Adjustment Audits: Catching Suspicious Write-Offs

Adjustments are necessary. Adjustments can also hide theft, cover errors, and erode revenue. Knowing the difference requires systematic auditing.
📚 Part of our reconciliation series: This article is part of The Complete Guide to Dental Practice Reconciliation, our comprehensive resource on closing your books accurately and preventing revenue leakage.
Why Adjustment Audits Matter
Adjustments reduce what patients owe. Sometimes this is appropriate and necessary, like contractual write-offs for insurance or legitimate professional courtesy. Sometimes adjustments are inappropriate, like write-offs that cover stolen payments or errors that inflate revenue reduction.
Without regular adjustment audits, inappropriate write-offs accumulate undetected. Revenue leaks slowly. Fraud hides behind legitimate-seeming transactions. By the time problems surface, losses may be substantial.
Types of Adjustments
Contractual adjustments reduce charges to insurance-contracted rates. These are automatic and expected for in-network claims. The difference between your fee and the allowed amount is written off as a contractual adjustment.
Professional courtesy adjustments discount fees for employees, family, other healthcare providers, or special circumstances. These should follow documented policy and require appropriate approval.
Collection adjustments write off balances deemed uncollectible. These should follow attempts to collect and be documented with reason codes.
Administrative adjustments correct errors or handle special situations. These should have clear documentation explaining why the adjustment was needed.
Insurance adjustments reflect payer decisions beyond contractual write-offs, such as bundling, frequency limitations, or non-covered services.

● ● ● ● ● ● ●

** Exercise set **
a) In the article on adjustment audits, copy the passage between "Types of Adjustments" and "a contractual adjustment.", inclusive, swapping "allowed amount" for "approved amount".
b) Name every type of adjustment that the article on adjustment audits describes.
Answer using only the article on adjustment audits.

Page layout parsing data:
● ● ● ● ● ● ●

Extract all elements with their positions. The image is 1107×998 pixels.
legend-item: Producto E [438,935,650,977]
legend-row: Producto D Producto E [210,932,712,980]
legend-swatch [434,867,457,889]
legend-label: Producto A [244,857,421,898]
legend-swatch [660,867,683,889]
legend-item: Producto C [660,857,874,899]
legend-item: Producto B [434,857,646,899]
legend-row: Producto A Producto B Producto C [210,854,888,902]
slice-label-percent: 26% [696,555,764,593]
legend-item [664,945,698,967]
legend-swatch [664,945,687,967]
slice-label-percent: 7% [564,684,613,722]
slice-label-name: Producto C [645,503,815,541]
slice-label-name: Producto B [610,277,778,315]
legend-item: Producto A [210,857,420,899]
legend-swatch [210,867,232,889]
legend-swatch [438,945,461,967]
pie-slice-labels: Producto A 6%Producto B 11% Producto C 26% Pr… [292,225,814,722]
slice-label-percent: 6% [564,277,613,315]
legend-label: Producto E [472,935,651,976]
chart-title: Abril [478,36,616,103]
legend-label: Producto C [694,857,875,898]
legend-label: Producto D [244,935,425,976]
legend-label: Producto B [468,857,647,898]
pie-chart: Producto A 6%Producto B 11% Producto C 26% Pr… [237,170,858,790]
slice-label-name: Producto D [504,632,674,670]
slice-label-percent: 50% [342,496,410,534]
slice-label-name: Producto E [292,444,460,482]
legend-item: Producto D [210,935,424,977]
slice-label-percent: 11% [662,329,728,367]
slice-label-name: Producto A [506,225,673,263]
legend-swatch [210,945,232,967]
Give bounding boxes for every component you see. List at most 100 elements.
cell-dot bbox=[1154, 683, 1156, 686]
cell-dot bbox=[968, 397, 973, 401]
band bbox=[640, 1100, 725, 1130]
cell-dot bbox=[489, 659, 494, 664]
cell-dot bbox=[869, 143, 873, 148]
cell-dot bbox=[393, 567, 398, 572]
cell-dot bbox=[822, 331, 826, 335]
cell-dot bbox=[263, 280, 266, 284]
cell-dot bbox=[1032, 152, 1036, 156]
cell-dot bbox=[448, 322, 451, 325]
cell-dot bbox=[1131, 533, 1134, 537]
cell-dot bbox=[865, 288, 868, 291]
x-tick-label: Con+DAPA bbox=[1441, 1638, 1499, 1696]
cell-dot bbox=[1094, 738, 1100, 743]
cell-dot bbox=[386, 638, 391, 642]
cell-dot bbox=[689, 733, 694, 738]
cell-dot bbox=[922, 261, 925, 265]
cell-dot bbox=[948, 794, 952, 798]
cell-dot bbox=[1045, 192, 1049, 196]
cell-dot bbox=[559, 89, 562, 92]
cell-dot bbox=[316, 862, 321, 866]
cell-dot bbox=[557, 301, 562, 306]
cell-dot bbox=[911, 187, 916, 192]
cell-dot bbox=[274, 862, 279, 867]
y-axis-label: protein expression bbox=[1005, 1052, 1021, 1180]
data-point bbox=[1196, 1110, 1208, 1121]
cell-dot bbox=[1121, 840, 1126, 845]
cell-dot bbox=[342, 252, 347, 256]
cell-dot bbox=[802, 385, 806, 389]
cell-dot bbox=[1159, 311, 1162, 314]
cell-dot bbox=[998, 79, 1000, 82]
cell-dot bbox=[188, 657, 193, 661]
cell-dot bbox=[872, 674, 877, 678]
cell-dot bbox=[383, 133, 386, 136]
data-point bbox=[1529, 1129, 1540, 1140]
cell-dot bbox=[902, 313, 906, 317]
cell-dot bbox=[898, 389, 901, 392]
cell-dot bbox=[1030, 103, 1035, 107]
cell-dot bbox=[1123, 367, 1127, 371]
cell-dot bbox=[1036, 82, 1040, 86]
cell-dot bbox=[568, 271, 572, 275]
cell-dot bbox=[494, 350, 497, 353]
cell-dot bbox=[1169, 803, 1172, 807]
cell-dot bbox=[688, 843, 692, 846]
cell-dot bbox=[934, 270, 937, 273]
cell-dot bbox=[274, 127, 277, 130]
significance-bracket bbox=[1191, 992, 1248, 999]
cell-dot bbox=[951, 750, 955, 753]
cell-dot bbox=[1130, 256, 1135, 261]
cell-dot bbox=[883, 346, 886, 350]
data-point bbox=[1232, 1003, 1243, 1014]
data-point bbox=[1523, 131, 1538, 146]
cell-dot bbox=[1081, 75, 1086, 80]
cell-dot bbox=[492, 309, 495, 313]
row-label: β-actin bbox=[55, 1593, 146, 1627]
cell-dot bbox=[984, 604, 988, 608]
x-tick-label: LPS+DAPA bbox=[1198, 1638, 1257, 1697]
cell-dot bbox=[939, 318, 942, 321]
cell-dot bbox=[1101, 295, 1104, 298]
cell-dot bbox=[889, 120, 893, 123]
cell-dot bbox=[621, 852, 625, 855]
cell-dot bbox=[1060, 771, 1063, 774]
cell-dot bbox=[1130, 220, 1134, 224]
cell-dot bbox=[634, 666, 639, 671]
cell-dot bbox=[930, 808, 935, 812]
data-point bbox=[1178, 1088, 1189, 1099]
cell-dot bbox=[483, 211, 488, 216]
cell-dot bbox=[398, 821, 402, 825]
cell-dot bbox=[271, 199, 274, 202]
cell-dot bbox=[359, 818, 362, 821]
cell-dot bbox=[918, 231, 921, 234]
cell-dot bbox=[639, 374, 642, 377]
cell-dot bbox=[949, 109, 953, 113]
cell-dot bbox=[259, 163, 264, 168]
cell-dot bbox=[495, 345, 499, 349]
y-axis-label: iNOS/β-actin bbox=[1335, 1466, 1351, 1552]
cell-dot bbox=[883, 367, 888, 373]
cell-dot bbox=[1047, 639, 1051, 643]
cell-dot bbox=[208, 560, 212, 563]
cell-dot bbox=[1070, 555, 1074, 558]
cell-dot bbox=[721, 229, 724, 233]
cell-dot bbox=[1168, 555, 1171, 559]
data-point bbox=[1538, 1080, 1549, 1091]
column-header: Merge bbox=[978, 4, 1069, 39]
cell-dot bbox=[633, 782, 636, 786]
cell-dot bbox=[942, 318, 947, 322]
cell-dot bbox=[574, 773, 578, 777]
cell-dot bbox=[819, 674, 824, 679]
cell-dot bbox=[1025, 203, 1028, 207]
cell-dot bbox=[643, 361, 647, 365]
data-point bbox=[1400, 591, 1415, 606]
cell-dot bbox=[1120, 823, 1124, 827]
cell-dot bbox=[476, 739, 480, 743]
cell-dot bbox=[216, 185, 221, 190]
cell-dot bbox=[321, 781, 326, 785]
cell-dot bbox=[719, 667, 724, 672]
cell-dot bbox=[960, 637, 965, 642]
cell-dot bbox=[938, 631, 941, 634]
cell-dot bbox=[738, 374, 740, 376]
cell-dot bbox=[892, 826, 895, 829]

● ● ● ● ● ● ●

** Solution set **
a)
Types of Adjustments
Contractual adjustments reduce charges to insurance-contracted rates. These are automatic and expected for in-network claims. The difference between your fee and the approved amount is written off as a contractual adjustment.

b) Contractual adjustments, professional courtesy adjustments, collection adjustments, administrative adjustments, insurance adjustments